From the data that follows, copy every line holding the string "name".

---------- Exercise input ----------

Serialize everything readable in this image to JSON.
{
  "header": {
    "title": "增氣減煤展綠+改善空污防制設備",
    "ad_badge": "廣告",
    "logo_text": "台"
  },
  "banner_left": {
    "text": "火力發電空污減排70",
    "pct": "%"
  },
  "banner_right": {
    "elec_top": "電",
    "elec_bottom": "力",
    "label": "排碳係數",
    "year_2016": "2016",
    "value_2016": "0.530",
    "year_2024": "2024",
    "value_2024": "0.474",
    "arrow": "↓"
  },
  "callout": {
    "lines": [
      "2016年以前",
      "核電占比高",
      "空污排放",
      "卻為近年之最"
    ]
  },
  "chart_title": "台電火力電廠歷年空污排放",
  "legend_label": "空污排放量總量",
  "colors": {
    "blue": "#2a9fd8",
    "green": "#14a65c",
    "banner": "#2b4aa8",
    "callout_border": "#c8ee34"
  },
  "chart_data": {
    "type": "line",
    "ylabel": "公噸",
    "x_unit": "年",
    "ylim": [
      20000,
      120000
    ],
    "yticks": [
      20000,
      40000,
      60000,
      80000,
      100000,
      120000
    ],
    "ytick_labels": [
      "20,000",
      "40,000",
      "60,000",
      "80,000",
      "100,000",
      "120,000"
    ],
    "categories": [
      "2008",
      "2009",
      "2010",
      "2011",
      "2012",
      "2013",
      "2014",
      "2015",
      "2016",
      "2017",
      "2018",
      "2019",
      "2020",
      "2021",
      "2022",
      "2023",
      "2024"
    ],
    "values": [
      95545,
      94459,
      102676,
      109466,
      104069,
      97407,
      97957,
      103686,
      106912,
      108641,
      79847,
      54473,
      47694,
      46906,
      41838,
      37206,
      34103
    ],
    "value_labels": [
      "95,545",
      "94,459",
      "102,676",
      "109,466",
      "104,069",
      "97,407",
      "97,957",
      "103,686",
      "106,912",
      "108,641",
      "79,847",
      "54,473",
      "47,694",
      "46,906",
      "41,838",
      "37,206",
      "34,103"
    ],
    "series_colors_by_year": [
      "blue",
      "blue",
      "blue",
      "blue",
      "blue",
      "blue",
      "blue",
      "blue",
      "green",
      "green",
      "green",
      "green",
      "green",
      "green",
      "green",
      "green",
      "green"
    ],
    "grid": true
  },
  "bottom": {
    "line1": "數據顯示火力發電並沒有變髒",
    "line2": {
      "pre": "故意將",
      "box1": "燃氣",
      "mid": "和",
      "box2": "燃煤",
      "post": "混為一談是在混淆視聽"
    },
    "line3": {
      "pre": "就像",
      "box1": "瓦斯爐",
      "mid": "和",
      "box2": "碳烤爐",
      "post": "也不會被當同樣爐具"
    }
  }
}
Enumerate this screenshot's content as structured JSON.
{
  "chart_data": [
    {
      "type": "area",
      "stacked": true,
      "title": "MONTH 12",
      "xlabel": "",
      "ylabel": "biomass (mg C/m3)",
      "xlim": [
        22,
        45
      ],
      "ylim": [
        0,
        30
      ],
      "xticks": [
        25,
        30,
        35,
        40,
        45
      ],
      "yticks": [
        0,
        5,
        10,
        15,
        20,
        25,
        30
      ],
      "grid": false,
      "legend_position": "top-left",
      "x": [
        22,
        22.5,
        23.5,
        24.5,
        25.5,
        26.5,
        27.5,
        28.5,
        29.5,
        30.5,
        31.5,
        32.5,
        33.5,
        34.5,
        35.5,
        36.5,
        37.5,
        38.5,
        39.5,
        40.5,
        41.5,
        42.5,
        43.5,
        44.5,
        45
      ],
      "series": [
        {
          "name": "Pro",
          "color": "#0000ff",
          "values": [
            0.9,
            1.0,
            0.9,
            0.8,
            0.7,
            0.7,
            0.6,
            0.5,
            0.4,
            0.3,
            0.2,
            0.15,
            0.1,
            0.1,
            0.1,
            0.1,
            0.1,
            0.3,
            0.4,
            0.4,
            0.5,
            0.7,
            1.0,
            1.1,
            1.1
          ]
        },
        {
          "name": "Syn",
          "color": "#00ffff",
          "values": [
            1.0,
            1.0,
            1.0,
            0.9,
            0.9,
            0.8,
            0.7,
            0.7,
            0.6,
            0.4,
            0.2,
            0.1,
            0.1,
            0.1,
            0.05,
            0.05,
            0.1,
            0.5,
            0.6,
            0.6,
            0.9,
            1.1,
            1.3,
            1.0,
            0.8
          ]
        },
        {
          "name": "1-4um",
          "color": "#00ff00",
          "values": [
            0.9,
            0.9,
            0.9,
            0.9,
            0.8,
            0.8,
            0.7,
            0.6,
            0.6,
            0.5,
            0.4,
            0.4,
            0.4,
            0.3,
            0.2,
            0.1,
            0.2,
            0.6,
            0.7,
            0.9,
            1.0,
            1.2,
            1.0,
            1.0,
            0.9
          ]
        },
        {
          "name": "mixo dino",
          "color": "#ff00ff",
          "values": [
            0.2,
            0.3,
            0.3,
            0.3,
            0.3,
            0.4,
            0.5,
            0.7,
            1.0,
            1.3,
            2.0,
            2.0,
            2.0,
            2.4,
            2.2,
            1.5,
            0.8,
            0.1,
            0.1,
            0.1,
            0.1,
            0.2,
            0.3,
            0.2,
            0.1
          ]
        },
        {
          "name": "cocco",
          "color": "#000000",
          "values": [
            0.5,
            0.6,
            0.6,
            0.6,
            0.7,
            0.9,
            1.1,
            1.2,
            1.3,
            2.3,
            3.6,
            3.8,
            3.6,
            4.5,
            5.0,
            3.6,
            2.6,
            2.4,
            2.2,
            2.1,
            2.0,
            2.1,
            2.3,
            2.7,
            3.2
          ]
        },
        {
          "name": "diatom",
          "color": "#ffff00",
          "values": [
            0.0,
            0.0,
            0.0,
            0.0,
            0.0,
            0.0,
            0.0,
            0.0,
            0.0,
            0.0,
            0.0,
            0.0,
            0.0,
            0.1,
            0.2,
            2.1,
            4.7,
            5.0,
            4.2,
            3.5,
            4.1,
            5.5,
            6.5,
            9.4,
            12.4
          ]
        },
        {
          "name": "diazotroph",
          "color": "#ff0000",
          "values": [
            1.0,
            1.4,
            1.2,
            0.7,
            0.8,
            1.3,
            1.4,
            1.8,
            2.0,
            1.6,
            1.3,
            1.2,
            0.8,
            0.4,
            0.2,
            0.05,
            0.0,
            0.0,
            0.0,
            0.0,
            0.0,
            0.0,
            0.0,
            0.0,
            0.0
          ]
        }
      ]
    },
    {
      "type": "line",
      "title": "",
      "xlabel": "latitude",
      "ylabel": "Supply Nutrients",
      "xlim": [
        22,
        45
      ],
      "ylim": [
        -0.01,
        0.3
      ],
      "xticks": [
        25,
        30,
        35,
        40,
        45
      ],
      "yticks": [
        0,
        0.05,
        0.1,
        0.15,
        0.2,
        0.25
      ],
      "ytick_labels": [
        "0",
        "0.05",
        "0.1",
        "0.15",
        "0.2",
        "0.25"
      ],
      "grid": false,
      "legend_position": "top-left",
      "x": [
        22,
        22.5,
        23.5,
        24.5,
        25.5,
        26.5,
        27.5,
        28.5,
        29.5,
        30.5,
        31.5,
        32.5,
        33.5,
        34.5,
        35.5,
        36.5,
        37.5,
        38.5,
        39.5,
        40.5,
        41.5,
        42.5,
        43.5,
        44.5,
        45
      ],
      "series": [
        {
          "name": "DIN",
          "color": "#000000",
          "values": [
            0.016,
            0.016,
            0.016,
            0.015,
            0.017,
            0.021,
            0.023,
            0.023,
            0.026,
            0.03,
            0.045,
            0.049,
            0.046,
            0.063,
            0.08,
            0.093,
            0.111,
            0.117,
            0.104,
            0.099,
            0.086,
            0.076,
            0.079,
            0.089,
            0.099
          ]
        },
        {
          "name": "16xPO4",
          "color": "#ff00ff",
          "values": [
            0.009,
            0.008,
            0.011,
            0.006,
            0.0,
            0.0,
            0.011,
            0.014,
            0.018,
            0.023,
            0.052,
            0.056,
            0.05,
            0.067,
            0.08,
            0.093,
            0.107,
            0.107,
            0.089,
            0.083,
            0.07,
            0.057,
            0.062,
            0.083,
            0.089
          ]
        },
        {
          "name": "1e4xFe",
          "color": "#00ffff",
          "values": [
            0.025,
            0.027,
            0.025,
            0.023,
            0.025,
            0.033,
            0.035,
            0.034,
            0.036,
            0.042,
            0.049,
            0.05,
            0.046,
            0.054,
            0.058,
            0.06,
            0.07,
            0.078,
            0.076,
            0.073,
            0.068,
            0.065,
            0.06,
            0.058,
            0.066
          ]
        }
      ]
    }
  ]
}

----------

#### [Correct response]
          "name": "Pro",
          "name": "Syn",
          "name": "1-4um",
          "name": "mixo dino",
          "name": "cocco",
          "name": "diatom",
          "name": "diazotroph",
          "name": "DIN",
          "name": "16xPO4",
          "name": "1e4xFe",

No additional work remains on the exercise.